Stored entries
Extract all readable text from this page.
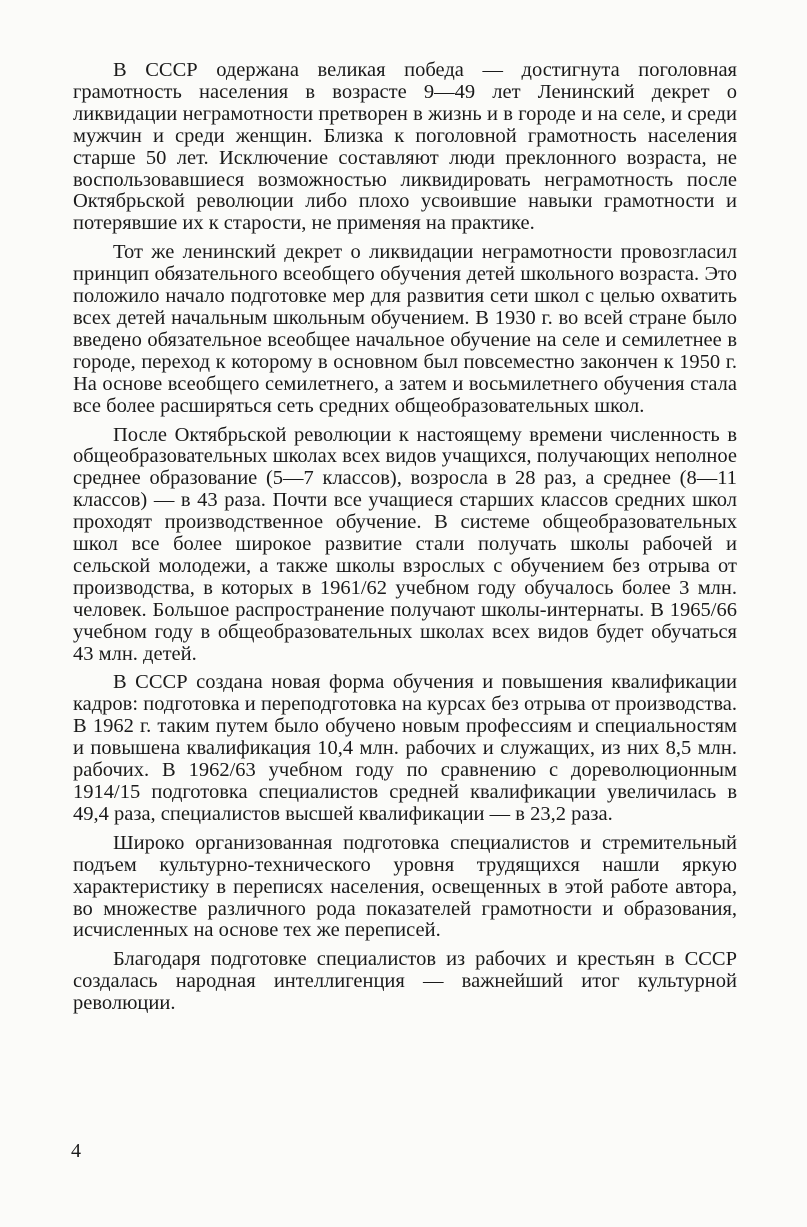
В СССР одержана великая победа — достигнута поголовная грамотность населения в возрасте 9—49 лет Ленинский декрет о ликвидации неграмотности претворен в жизнь и в городе и на селе, и среди мужчин и среди женщин. Близка к поголовной грамотность населения старше 50 лет. Исключение составляют люди преклонного возраста, не воспользовавшиеся возможностью ликвидировать неграмотность после Октябрьской революции либо плохо усвоившие навыки грамотности и потерявшие их к старости, не применяя на практике.

Тот же ленинский декрет о ликвидации неграмотности провозгласил принцип обязательного всеобщего обучения детей школьного возраста. Это положило начало подготовке мер для развития сети школ с целью охватить всех детей начальным школьным обучением. В 1930 г. во всей стране было введено обязательное всеобщее начальное обучение на селе и семилетнее в городе, переход к которому в основном был повсеместно закончен к 1950 г. На основе всеобщего семилетнего, а затем и восьмилетнего обучения стала все более расширяться сеть средних общеобразовательных школ.

После Октябрьской революции к настоящему времени численность в общеобразовательных школах всех видов учащихся, получающих неполное среднее образование (5—7 классов), возросла в 28 раз, а среднее (8—11 классов) — в 43 раза. Почти все учащиеся старших классов средних школ проходят производственное обучение. В системе общеобразовательных школ все более широкое развитие стали получать школы рабочей и сельской молодежи, а также школы взрослых с обучением без отрыва от производства, в которых в 1961/62 учебном году обучалось более 3 млн. человек. Большое распространение получают школы-интернаты. В 1965/66 учебном году в общеобразовательных школах всех видов будет обучаться 43 млн. детей.

В СССР создана новая форма обучения и повышения квалификации кадров: подготовка и переподготовка на курсах без отрыва от производства. В 1962 г. таким путем было обучено новым профессиям и специальностям и повышена квалификация 10,4 млн. рабочих и служащих, из них 8,5 млн. рабочих. В 1962/63 учебном году по сравнению с дореволюционным 1914/15 подготовка специалистов средней квалификации увеличилась в 49,4 раза, специалистов высшей квалификации — в 23,2 раза.

Широко организованная подготовка специалистов и стремительный подъем культурно-технического уровня трудящихся нашли яркую характеристику в переписях населения, освещенных в этой работе автора, во множестве различного рода показателей грамотности и образования, исчисленных на основе тех же переписей.

Благодаря подготовке специалистов из рабочих и крестьян в СССР создалась народная интеллигенция — важнейший итог культурной революции.

4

WHAT NEEDS TO BE DONE ::
Check each line above for the word "подготовке" and give the number of lines that have it, nothing else.

RESULT ::
2